> **Set problem**: Below are the records. Reproduce exactly the lines from the one containing "Transcribe the text in this document." through the final line, and omit any pictures.
━━━ Provided data ━━━
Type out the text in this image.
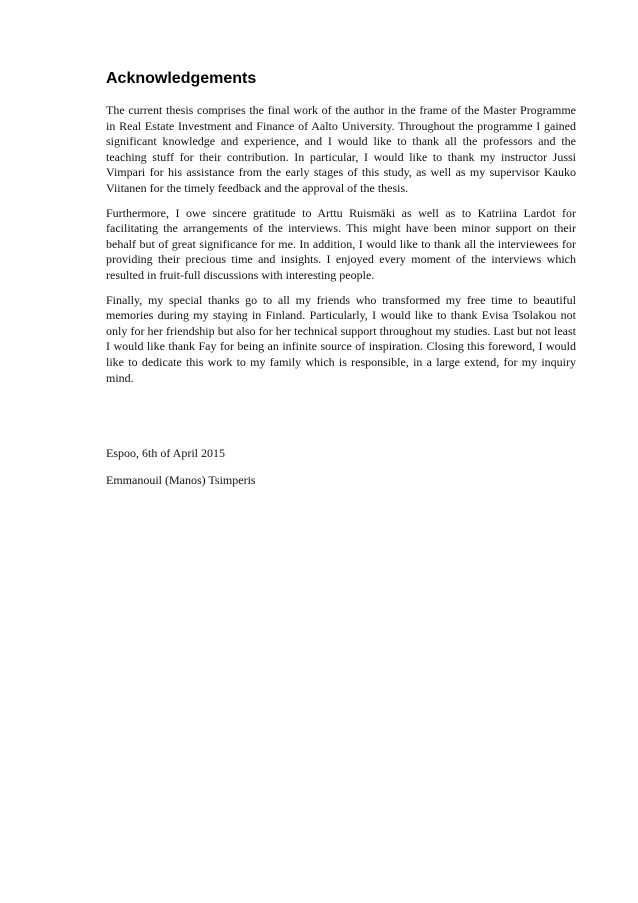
Acknowledgements

The current thesis comprises the final work of the author in the frame of the Master Programme in Real Estate Investment and Finance of Aalto University. Throughout the programme I gained significant knowledge and experience, and I would like to thank all the professors and the teaching stuff for their contribution. In particular, I would like to thank my instructor Jussi Vimpari for his assistance from the early stages of this study, as well as my supervisor Kauko Viitanen for the timely feedback and the approval of the thesis.

Furthermore, I owe sincere gratitude to Arttu Ruismäki as well as to Katriina Lardot for facilitating the arrangements of the interviews. This might have been minor support on their behalf but of great significance for me. In addition, I would like to thank all the interviewees for providing their precious time and insights. I enjoyed every moment of the interviews which resulted in fruit-full discussions with interesting people.

Finally, my special thanks go to all my friends who transformed my free time to beautiful memories during my staying in Finland. Particularly, I would like to thank Evisa Tsolakou not only for her friendship but also for her technical support throughout my studies. Last but not least I would like thank Fay for being an infinite source of inspiration. Closing this foreword, I would like to dedicate this work to my family which is responsible, in a large extend, for my inquiry mind.

Espoo, 6th of April 2015

Emmanouil (Manos) Tsimperis
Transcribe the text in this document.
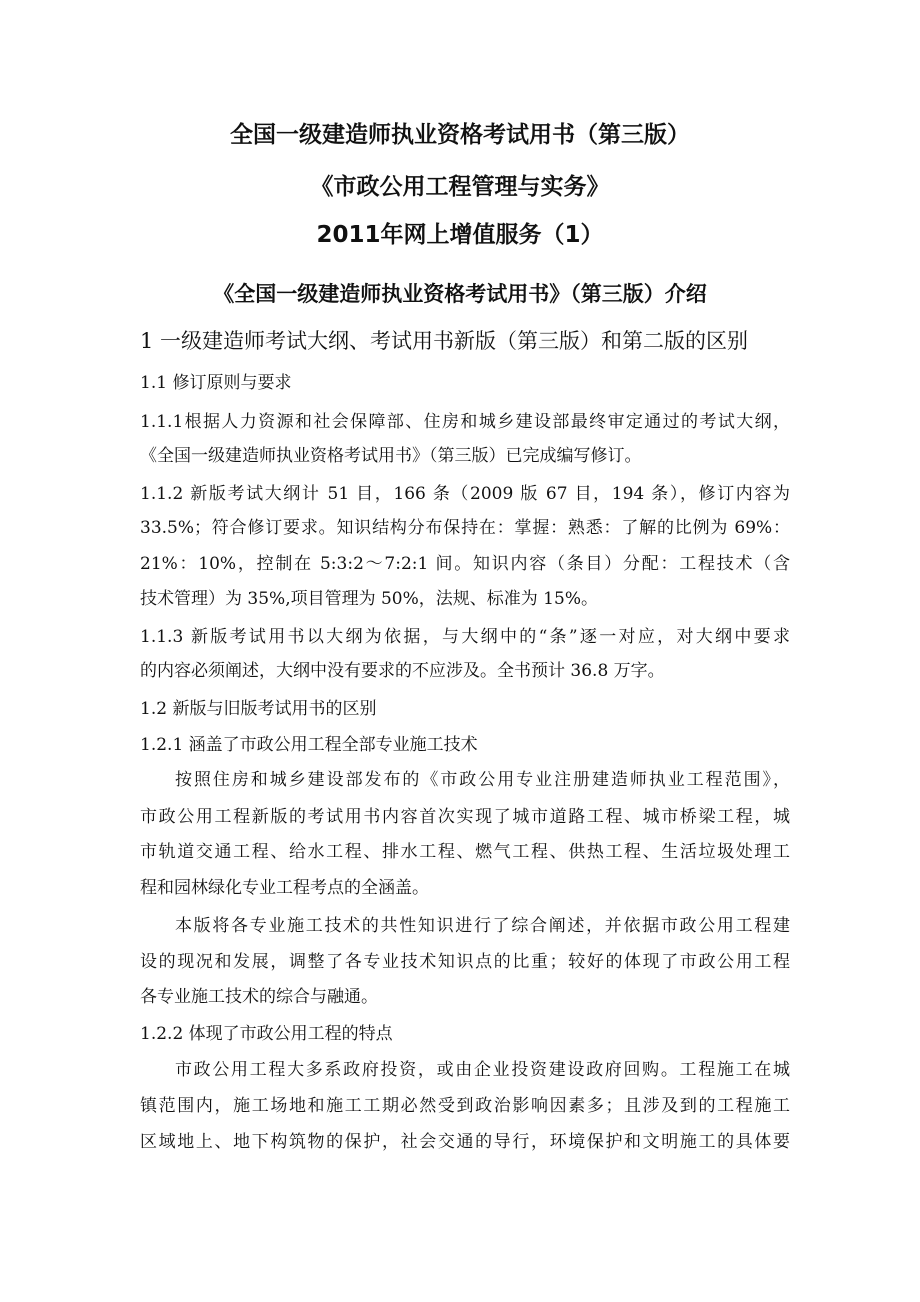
全国一级建造师执业资格考试用书（第三版）
《市政公用工程管理与实务》
2011年网上增值服务（1）
《全国一级建造师执业资格考试用书》（第三版）介绍

1 一级建造师考试大纲、考试用书新版（第三版）和第二版的区别

1.1 修订原则与要求

1.1.1根据人力资源和社会保障部、住房和城乡建设部最终审定通过的考试大纲，

《全国一级建造师执业资格考试用书》（第三版）已完成编写修订。

1.1.2 新版考试大纲计 51 目，166 条（2009 版 67 目，194 条），修订内容为

33.5%；符合修订要求。知识结构分布保持在：掌握：熟悉：了解的比例为 69%：

21%：10%，控制在 5:3:2～7:2:1 间。知识内容（条目）分配：工程技术（含

技术管理）为 35%,项目管理为 50%，法规、标准为 15%。

1.1.3 新版考试用书以大纲为依据，与大纲中的“条”逐一对应，对大纲中要求

的内容必须阐述，大纲中没有要求的不应涉及。全书预计 36.8 万字。

1.2 新版与旧版考试用书的区别

1.2.1 涵盖了市政公用工程全部专业施工技术

按照住房和城乡建设部发布的《市政公用专业注册建造师执业工程范围》，

市政公用工程新版的考试用书内容首次实现了城市道路工程、城市桥梁工程，城

市轨道交通工程、给水工程、排水工程、燃气工程、供热工程、生活垃圾处理工

程和园林绿化专业工程考点的全涵盖。

本版将各专业施工技术的共性知识进行了综合阐述，并依据市政公用工程建

设的现况和发展，调整了各专业技术知识点的比重；较好的体现了市政公用工程

各专业施工技术的综合与融通。

1.2.2 体现了市政公用工程的特点

市政公用工程大多系政府投资，或由企业投资建设政府回购。工程施工在城

镇范围内，施工场地和施工工期必然受到政治影响因素多；且涉及到的工程施工

区域地上、地下构筑物的保护，社会交通的导行，环境保护和文明施工的具体要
━━━
> **Result**:
Transcribe the text in this document.
全国一级建造师执业资格考试用书（第三版）
《市政公用工程管理与实务》
2011年网上增值服务（1）
《全国一级建造师执业资格考试用书》（第三版）介绍

1 一级建造师考试大纲、考试用书新版（第三版）和第二版的区别

1.1 修订原则与要求

1.1.1根据人力资源和社会保障部、住房和城乡建设部最终审定通过的考试大纲，

《全国一级建造师执业资格考试用书》（第三版）已完成编写修订。

1.1.2 新版考试大纲计 51 目，166 条（2009 版 67 目，194 条），修订内容为

33.5%；符合修订要求。知识结构分布保持在：掌握：熟悉：了解的比例为 69%：

21%：10%，控制在 5:3:2～7:2:1 间。知识内容（条目）分配：工程技术（含

技术管理）为 35%,项目管理为 50%，法规、标准为 15%。

1.1.3 新版考试用书以大纲为依据，与大纲中的“条”逐一对应，对大纲中要求

的内容必须阐述，大纲中没有要求的不应涉及。全书预计 36.8 万字。

1.2 新版与旧版考试用书的区别

1.2.1 涵盖了市政公用工程全部专业施工技术

按照住房和城乡建设部发布的《市政公用专业注册建造师执业工程范围》，

市政公用工程新版的考试用书内容首次实现了城市道路工程、城市桥梁工程，城

市轨道交通工程、给水工程、排水工程、燃气工程、供热工程、生活垃圾处理工

程和园林绿化专业工程考点的全涵盖。

本版将各专业施工技术的共性知识进行了综合阐述，并依据市政公用工程建

设的现况和发展，调整了各专业技术知识点的比重；较好的体现了市政公用工程

各专业施工技术的综合与融通。

1.2.2 体现了市政公用工程的特点

市政公用工程大多系政府投资，或由企业投资建设政府回购。工程施工在城

镇范围内，施工场地和施工工期必然受到政治影响因素多；且涉及到的工程施工

区域地上、地下构筑物的保护，社会交通的导行，环境保护和文明施工的具体要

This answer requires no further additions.